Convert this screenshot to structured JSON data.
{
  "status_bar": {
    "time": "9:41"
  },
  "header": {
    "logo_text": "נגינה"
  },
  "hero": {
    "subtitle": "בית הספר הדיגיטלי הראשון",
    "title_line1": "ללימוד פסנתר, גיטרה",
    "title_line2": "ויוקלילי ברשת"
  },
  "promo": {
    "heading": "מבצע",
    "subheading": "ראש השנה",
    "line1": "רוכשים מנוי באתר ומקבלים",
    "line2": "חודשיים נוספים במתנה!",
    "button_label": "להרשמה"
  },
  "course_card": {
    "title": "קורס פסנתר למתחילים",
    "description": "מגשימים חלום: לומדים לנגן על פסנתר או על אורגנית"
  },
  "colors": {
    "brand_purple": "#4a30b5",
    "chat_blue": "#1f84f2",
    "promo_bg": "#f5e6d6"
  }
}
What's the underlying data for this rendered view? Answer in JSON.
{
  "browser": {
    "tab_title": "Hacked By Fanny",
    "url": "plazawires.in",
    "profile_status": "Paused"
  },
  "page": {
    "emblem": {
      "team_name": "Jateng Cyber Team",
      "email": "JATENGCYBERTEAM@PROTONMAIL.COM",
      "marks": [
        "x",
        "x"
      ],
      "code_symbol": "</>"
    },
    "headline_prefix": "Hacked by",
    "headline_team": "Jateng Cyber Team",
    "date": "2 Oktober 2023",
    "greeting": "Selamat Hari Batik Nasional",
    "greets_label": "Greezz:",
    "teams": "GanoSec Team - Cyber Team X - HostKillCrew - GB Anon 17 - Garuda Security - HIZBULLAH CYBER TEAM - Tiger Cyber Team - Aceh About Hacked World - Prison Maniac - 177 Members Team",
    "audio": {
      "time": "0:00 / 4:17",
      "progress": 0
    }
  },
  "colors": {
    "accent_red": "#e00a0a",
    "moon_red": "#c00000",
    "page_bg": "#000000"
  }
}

——————————

■ WHAT IS REQUIRED
Reproduce only the lines between the line containing "What's the underlying" and the last line of the records, those two lines included, exactly.

■ RESPONSE TO THE EXERCISE
What's the underlying data for this rendered view? Answer in JSON.
{
  "browser": {
    "tab_title": "Hacked By Fanny",
    "url": "plazawires.in",
    "profile_status": "Paused"
  },
  "page": {
    "emblem": {
      "team_name": "Jateng Cyber Team",
      "email": "JATENGCYBERTEAM@PROTONMAIL.COM",
      "marks": [
        "x",
        "x"
      ],
      "code_symbol": "</>"
    },
    "headline_prefix": "Hacked by",
    "headline_team": "Jateng Cyber Team",
    "date": "2 Oktober 2023",
    "greeting": "Selamat Hari Batik Nasional",
    "greets_label": "Greezz:",
    "teams": "GanoSec Team - Cyber Team X - HostKillCrew - GB Anon 17 - Garuda Security - HIZBULLAH CYBER TEAM - Tiger Cyber Team - Aceh About Hacked World - Prison Maniac - 177 Members Team",
    "audio": {
      "time": "0:00 / 4:17",
      "progress": 0
    }
  },
  "colors": {
    "accent_red": "#e00a0a",
    "moon_red": "#c00000",
    "page_bg": "#000000"
  }
}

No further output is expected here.